» PROBLEM 1
State how many lines of the records contain the word "this", counting only matches with the same case. Reply with the number alone.

China National Highway 310 (G310) runs northwest from Lianyungang, Jiangsu towards Anhui, Henan, Shaanxi provinces, and ends in Tianshui, Gansu. It was originally 1613 kilometres in length, but was later extended westward to Gonghe County in Qinghai.

It runs parallel to the important G30 Lianyungang–Khorgas Expressway and Longhai railway east-west transport corridors.

» RAW RECORDS
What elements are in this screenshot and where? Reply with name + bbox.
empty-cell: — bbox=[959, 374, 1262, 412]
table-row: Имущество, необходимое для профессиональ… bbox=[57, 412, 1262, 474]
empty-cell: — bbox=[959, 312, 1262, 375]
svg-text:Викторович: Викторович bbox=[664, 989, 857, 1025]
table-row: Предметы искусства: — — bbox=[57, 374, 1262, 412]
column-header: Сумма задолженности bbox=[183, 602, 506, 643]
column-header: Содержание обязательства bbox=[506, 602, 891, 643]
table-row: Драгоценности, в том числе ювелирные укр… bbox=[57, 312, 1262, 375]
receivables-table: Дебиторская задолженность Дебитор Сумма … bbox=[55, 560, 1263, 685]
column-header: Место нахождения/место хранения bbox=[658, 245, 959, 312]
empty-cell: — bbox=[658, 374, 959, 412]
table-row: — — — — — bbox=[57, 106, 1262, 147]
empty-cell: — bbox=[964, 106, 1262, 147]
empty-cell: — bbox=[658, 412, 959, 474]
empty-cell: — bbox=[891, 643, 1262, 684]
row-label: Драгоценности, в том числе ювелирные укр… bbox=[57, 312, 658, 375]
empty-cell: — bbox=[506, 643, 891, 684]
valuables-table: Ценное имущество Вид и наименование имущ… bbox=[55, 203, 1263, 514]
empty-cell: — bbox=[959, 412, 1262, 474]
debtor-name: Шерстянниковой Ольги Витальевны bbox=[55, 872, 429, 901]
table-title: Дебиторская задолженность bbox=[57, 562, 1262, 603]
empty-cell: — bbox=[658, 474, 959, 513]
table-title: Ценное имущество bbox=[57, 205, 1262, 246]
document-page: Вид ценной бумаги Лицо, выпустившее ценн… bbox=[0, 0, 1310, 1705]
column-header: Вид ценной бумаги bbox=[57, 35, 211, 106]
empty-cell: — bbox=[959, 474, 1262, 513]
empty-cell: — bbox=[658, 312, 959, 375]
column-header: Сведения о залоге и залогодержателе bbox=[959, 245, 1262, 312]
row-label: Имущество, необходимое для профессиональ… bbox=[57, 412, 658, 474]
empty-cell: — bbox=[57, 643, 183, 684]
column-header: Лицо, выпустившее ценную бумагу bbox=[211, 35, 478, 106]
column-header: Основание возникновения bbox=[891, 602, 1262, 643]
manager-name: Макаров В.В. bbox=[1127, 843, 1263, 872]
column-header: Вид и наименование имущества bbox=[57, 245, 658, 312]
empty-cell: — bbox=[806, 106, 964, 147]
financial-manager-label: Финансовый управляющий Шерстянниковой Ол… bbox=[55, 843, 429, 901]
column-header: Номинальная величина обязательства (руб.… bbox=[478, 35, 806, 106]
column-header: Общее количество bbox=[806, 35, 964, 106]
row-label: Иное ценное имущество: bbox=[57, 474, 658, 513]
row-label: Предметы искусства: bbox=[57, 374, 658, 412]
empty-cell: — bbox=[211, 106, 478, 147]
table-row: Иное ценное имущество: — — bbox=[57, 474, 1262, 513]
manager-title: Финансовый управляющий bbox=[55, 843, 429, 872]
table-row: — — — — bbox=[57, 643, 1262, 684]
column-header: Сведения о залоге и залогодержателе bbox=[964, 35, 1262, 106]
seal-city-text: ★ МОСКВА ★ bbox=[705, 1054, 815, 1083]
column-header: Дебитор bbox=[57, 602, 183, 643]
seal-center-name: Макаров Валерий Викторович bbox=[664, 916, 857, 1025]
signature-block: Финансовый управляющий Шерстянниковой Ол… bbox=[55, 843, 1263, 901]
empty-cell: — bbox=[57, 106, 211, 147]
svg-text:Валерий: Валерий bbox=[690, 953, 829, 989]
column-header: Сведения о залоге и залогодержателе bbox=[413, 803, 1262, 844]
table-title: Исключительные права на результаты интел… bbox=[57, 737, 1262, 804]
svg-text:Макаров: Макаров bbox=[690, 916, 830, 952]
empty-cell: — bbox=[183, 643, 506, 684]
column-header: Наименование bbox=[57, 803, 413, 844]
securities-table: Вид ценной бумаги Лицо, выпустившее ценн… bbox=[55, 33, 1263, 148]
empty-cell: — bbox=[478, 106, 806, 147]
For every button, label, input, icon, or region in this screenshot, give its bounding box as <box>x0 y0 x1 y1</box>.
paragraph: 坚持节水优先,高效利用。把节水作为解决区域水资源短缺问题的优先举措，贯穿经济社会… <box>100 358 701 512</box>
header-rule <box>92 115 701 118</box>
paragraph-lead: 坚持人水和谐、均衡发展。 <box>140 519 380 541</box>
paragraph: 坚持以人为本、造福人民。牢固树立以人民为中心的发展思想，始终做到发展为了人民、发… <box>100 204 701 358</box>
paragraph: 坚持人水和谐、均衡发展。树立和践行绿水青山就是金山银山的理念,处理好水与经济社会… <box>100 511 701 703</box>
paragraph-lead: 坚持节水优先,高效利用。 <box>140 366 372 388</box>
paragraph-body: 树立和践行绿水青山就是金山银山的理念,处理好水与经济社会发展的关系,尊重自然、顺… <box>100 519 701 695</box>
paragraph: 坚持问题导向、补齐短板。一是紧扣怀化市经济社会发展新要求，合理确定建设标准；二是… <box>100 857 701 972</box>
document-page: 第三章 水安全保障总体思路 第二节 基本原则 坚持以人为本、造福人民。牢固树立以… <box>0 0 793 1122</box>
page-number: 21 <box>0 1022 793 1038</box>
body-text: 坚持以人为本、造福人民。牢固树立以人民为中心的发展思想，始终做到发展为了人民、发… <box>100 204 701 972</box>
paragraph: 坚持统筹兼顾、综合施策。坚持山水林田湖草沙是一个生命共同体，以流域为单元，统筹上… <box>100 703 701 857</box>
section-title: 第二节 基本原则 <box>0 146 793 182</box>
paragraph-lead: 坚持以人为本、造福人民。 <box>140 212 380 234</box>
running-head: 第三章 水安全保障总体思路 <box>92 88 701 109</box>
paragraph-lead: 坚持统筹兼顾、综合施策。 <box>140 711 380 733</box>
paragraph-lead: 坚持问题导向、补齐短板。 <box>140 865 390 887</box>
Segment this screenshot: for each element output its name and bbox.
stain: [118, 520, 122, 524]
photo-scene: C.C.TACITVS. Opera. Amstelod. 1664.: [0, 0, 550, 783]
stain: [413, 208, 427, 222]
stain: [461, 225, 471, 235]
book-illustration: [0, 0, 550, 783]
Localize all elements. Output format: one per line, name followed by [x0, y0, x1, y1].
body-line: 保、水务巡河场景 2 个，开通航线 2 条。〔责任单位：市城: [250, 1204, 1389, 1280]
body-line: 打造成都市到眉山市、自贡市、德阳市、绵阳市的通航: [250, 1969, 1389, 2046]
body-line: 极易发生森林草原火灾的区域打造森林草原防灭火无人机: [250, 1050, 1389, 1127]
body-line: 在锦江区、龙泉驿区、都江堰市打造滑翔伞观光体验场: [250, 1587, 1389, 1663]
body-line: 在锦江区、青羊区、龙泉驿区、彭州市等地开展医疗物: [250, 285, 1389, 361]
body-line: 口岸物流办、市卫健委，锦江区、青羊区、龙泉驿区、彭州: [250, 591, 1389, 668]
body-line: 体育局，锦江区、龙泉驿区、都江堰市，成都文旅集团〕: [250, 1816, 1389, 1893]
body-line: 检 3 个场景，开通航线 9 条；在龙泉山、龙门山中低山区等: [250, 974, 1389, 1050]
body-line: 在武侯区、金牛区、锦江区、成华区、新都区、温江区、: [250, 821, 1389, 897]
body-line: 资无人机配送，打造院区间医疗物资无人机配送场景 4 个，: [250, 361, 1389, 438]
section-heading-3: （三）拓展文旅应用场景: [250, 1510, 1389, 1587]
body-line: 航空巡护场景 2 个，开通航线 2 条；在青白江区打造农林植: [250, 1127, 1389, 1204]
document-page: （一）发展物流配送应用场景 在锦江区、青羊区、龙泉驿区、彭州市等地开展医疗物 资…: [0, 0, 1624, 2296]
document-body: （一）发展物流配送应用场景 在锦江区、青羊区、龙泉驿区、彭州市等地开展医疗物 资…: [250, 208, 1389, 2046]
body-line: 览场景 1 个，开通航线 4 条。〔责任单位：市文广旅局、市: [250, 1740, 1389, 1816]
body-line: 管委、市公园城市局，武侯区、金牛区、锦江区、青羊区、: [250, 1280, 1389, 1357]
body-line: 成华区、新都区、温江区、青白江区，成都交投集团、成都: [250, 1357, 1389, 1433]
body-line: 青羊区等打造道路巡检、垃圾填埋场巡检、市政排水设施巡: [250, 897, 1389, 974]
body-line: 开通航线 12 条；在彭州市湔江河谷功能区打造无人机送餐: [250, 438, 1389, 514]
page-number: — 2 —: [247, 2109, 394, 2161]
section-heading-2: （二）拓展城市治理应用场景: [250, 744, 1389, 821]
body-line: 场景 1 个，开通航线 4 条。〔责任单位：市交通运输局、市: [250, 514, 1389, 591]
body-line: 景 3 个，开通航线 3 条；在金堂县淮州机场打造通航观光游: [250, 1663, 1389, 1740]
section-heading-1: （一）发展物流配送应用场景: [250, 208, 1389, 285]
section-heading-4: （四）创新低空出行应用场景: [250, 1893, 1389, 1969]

» PROBLEM 2
Answer these questions using the excerpt about China National Highway 310:
(a) In which city does the highway begin?
(b) What was its original length?
(c) Which railway does it run parallel to?

» EXERCISE RESULT 1
3

» EXERCISE RESULT 2
(a) Lianyungang, Jiangsu
(b) 1613 kilometres
(c) The Longhai railway